Stored data
begin

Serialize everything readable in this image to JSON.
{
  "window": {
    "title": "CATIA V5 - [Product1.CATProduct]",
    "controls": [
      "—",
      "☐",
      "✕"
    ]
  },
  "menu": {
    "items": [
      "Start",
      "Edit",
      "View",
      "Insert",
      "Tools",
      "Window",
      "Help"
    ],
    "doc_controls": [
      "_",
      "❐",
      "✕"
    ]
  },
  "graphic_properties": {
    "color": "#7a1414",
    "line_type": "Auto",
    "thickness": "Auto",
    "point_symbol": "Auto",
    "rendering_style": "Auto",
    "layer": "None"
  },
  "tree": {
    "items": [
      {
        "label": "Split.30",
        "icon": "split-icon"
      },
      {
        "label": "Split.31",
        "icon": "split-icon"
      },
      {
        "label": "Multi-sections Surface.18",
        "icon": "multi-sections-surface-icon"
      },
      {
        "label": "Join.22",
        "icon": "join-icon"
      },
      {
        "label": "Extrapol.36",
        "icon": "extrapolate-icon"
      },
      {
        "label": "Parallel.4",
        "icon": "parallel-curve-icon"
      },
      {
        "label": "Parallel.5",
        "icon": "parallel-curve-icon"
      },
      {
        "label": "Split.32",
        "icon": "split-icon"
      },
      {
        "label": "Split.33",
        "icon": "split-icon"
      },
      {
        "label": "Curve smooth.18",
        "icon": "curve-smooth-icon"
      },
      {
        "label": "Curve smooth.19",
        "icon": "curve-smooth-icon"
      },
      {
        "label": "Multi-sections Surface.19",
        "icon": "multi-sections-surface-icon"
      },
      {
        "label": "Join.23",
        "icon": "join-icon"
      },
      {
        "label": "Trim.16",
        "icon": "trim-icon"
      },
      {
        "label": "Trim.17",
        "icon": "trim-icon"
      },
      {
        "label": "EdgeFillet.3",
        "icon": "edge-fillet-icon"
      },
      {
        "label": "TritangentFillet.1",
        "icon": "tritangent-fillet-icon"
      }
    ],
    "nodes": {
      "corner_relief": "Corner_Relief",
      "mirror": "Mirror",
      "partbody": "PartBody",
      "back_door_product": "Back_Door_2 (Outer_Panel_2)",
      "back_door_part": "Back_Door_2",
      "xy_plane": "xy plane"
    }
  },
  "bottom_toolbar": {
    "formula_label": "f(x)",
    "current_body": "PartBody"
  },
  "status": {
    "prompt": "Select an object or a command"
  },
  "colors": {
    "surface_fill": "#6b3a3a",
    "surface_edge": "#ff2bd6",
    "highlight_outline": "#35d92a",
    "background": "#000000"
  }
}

end

THE PROBLEM:
Check each line above for the string "PartBody" and show the ones that have it.

COMPLETE OUTPUT:
      "partbody": "PartBody",
    "current_body": "PartBody"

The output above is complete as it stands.